Description of the task :: Transcribe each entry below exactly. Pictures do not go in the copy.

Record excerpts ::
___

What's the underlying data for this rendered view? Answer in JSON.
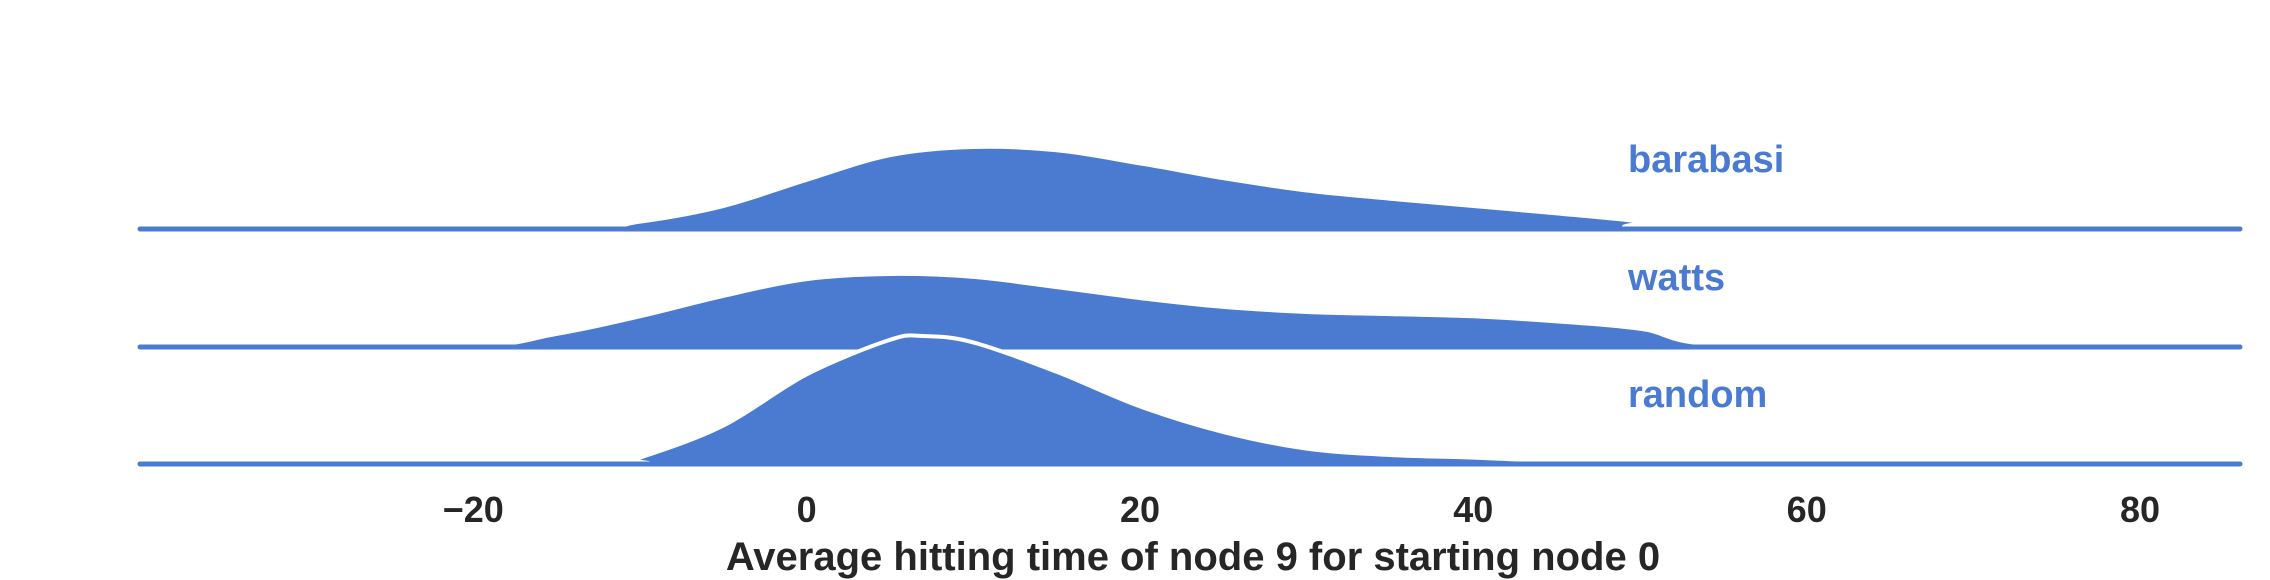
{
  "chart_data": {
    "type": "area",
    "title": "",
    "xlabel": "Average hitting time of node 9 for starting node 0",
    "ylabel": "",
    "xlim": [
      -40,
      86
    ],
    "xticks": [
      -20,
      0,
      20,
      40,
      60,
      80
    ],
    "xtick_labels": [
      "−20",
      "0",
      "20",
      "40",
      "60",
      "80"
    ],
    "grid": false,
    "fill_color": "#4a7bd1",
    "series": [
      {
        "name": "barabasi",
        "x": [
          -40,
          -15,
          -10,
          -5,
          0,
          5,
          10,
          15,
          20,
          25,
          30,
          35,
          40,
          45,
          50,
          52,
          86
        ],
        "density": [
          0,
          0,
          0.09,
          0.28,
          0.6,
          0.9,
          1.0,
          0.96,
          0.8,
          0.62,
          0.47,
          0.37,
          0.28,
          0.19,
          0.09,
          0,
          0
        ]
      },
      {
        "name": "watts",
        "x": [
          -40,
          -21,
          -15,
          -10,
          -5,
          0,
          5,
          10,
          15,
          20,
          25,
          30,
          35,
          40,
          45,
          50,
          57,
          86
        ],
        "density": [
          0,
          0,
          0.18,
          0.42,
          0.7,
          0.93,
          1.0,
          0.96,
          0.82,
          0.67,
          0.55,
          0.48,
          0.45,
          0.42,
          0.35,
          0.25,
          0,
          0
        ]
      },
      {
        "name": "random",
        "x": [
          -40,
          -12,
          -10,
          -5,
          0,
          5,
          7,
          10,
          15,
          20,
          25,
          30,
          35,
          40,
          45,
          47,
          86
        ],
        "density": [
          0,
          0,
          0.05,
          0.3,
          0.7,
          0.97,
          1.0,
          0.95,
          0.72,
          0.45,
          0.25,
          0.12,
          0.07,
          0.05,
          0.02,
          0,
          0
        ]
      }
    ]
  }
}
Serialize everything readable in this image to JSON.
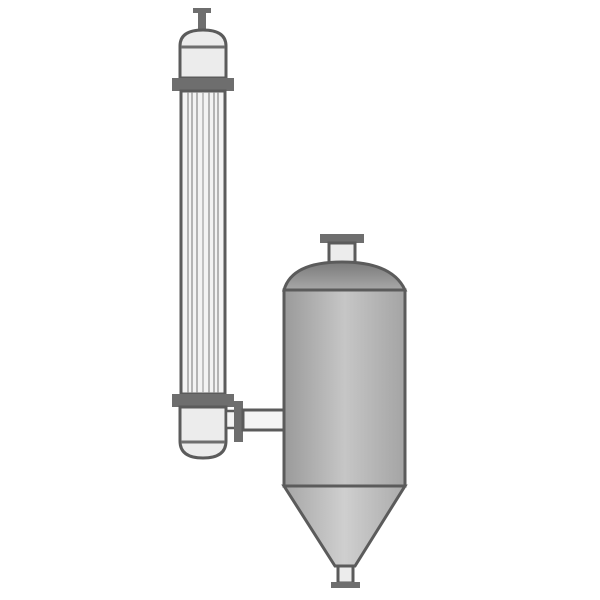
{
  "diagram": {
    "colors": {
      "background": "#ffffff",
      "outline": "#5b5b5b",
      "flange": "#6e6e6e",
      "head_light": "#ececec",
      "tube_light": "#f3f3f3",
      "tube_line": "#8a8a8a",
      "separator_body_left": "#9a9a9a",
      "separator_body_mid": "#c6c6c6",
      "separator_body_right": "#a4a4a4",
      "separator_dome": "#8e8e8e",
      "cone": "#b9b9b9",
      "pipe": "#f4f4f4"
    },
    "components": [
      {
        "name": "heat-exchanger",
        "icon": "shell-and-tube-column-icon"
      },
      {
        "name": "vapor-liquid-separator",
        "icon": "cylindrical-vessel-icon"
      },
      {
        "name": "connecting-pipe",
        "icon": "horizontal-pipe-icon"
      },
      {
        "name": "conical-bottom",
        "icon": "cone-hopper-icon"
      }
    ]
  }
}
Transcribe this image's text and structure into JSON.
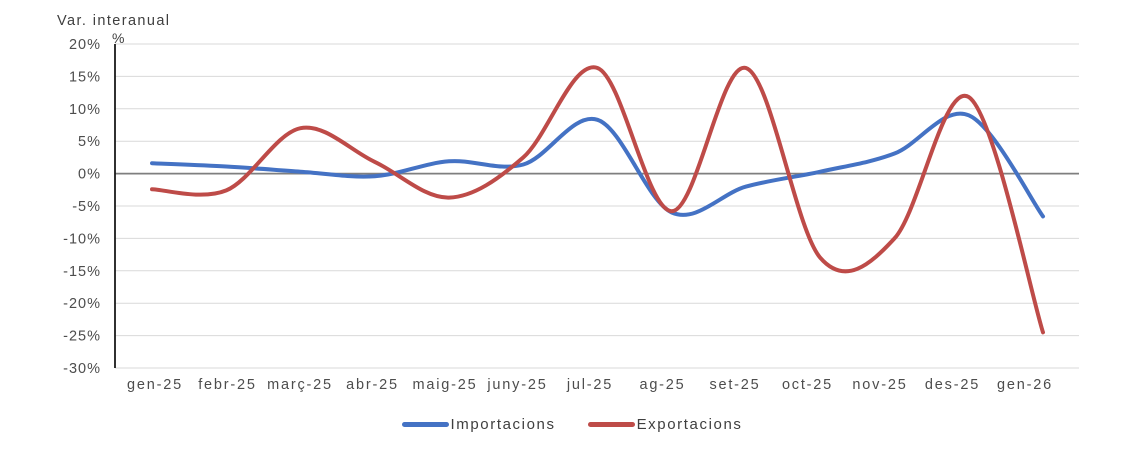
{
  "chart_data": {
    "type": "line",
    "title": "Var. interanual",
    "y_axis_unit": "%",
    "categories": [
      "gen-25",
      "febr-25",
      "març-25",
      "abr-25",
      "maig-25",
      "juny-25",
      "jul-25",
      "ag-25",
      "set-25",
      "oct-25",
      "nov-25",
      "des-25",
      "gen-26"
    ],
    "series": [
      {
        "name": "Importacions",
        "color": "#4472C4",
        "values": [
          1.6,
          1.1,
          0.3,
          -0.4,
          1.9,
          1.4,
          8.3,
          -6.0,
          -2.0,
          0.3,
          3.1,
          9.0,
          -6.6
        ]
      },
      {
        "name": "Exportacions",
        "color": "#BE4B48",
        "values": [
          -2.4,
          -2.6,
          7.0,
          1.8,
          -3.7,
          2.5,
          16.3,
          -5.8,
          16.3,
          -13.0,
          -10.0,
          11.8,
          -24.5
        ]
      }
    ],
    "y_ticks": [
      {
        "label": "20%",
        "value": 20
      },
      {
        "label": "15%",
        "value": 15
      },
      {
        "label": "10%",
        "value": 10
      },
      {
        "label": "5%",
        "value": 5
      },
      {
        "label": "0%",
        "value": 0
      },
      {
        "label": "-5%",
        "value": -5
      },
      {
        "label": "-10%",
        "value": -10
      },
      {
        "label": "-15%",
        "value": -15
      },
      {
        "label": "-20%",
        "value": -20
      },
      {
        "label": "-25%",
        "value": -25
      },
      {
        "label": "-30%",
        "value": -30
      }
    ],
    "ylim": [
      -30,
      20
    ],
    "grid": true,
    "zero_line": true,
    "legend_position": "bottom",
    "line_smoothing": "spline"
  },
  "colors": {
    "gridline": "#D9D9D9",
    "zero_line": "#7F7F7F",
    "axis_line": "#1A1A1A",
    "tick_text": "#4D4D4D"
  }
}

___

Written solution ::
What's the underlying data for this rendered view? Answer in JSON.
{
  "chart_data": {
    "type": "area",
    "title": "",
    "xlabel": "Average hitting time of node 9 for starting node 0",
    "ylabel": "",
    "xlim": [
      -40,
      86
    ],
    "xticks": [
      -20,
      0,
      20,
      40,
      60,
      80
    ],
    "xtick_labels": [
      "−20",
      "0",
      "20",
      "40",
      "60",
      "80"
    ],
    "grid": false,
    "fill_color": "#4a7bd1",
    "series": [
      {
        "name": "barabasi",
        "x": [
          -40,
          -15,
          -10,
          -5,
          0,
          5,
          10,
          15,
          20,
          25,
          30,
          35,
          40,
          45,
          50,
          52,
          86
        ],
        "density": [
          0,
          0,
          0.09,
          0.28,
          0.6,
          0.9,
          1.0,
          0.96,
          0.8,
          0.62,
          0.47,
          0.37,
          0.28,
          0.19,
          0.09,
          0,
          0
        ]
      },
      {
        "name": "watts",
        "x": [
          -40,
          -21,
          -15,
          -10,
          -5,
          0,
          5,
          10,
          15,
          20,
          25,
          30,
          35,
          40,
          45,
          50,
          57,
          86
        ],
        "density": [
          0,
          0,
          0.18,
          0.42,
          0.7,
          0.93,
          1.0,
          0.96,
          0.82,
          0.67,
          0.55,
          0.48,
          0.45,
          0.42,
          0.35,
          0.25,
          0,
          0
        ]
      },
      {
        "name": "random",
        "x": [
          -40,
          -12,
          -10,
          -5,
          0,
          5,
          7,
          10,
          15,
          20,
          25,
          30,
          35,
          40,
          45,
          47,
          86
        ],
        "density": [
          0,
          0,
          0.05,
          0.3,
          0.7,
          0.97,
          1.0,
          0.95,
          0.72,
          0.45,
          0.25,
          0.12,
          0.07,
          0.05,
          0.02,
          0,
          0
        ]
      }
    ]
  }
}
Serialize everything readable in this image to JSON.
{
  "diagram": {
    "colors": {
      "background": "#ffffff",
      "outline": "#5b5b5b",
      "flange": "#6e6e6e",
      "head_light": "#ececec",
      "tube_light": "#f3f3f3",
      "tube_line": "#8a8a8a",
      "separator_body_left": "#9a9a9a",
      "separator_body_mid": "#c6c6c6",
      "separator_body_right": "#a4a4a4",
      "separator_dome": "#8e8e8e",
      "cone": "#b9b9b9",
      "pipe": "#f4f4f4"
    },
    "components": [
      {
        "name": "heat-exchanger",
        "icon": "shell-and-tube-column-icon"
      },
      {
        "name": "vapor-liquid-separator",
        "icon": "cylindrical-vessel-icon"
      },
      {
        "name": "connecting-pipe",
        "icon": "horizontal-pipe-icon"
      },
      {
        "name": "conical-bottom",
        "icon": "cone-hopper-icon"
      }
    ]
  }
}
Transcribe this image's text and structure into JSON.
{
  "chart_data": {
    "type": "line",
    "title": "Var. interanual",
    "y_axis_unit": "%",
    "categories": [
      "gen-25",
      "febr-25",
      "març-25",
      "abr-25",
      "maig-25",
      "juny-25",
      "jul-25",
      "ag-25",
      "set-25",
      "oct-25",
      "nov-25",
      "des-25",
      "gen-26"
    ],
    "series": [
      {
        "name": "Importacions",
        "color": "#4472C4",
        "values": [
          1.6,
          1.1,
          0.3,
          -0.4,
          1.9,
          1.4,
          8.3,
          -6.0,
          -2.0,
          0.3,
          3.1,
          9.0,
          -6.6
        ]
      },
      {
        "name": "Exportacions",
        "color": "#BE4B48",
        "values": [
          -2.4,
          -2.6,
          7.0,
          1.8,
          -3.7,
          2.5,
          16.3,
          -5.8,
          16.3,
          -13.0,
          -10.0,
          11.8,
          -24.5
        ]
      }
    ],
    "y_ticks": [
      {
        "label": "20%",
        "value": 20
      },
      {
        "label": "15%",
        "value": 15
      },
      {
        "label": "10%",
        "value": 10
      },
      {
        "label": "5%",
        "value": 5
      },
      {
        "label": "0%",
        "value": 0
      },
      {
        "label": "-5%",
        "value": -5
      },
      {
        "label": "-10%",
        "value": -10
      },
      {
        "label": "-15%",
        "value": -15
      },
      {
        "label": "-20%",
        "value": -20
      },
      {
        "label": "-25%",
        "value": -25
      },
      {
        "label": "-30%",
        "value": -30
      }
    ],
    "ylim": [
      -30,
      20
    ],
    "grid": true,
    "zero_line": true,
    "legend_position": "bottom",
    "line_smoothing": "spline"
  },
  "colors": {
    "gridline": "#D9D9D9",
    "zero_line": "#7F7F7F",
    "axis_line": "#1A1A1A",
    "tick_text": "#4D4D4D"
  }
}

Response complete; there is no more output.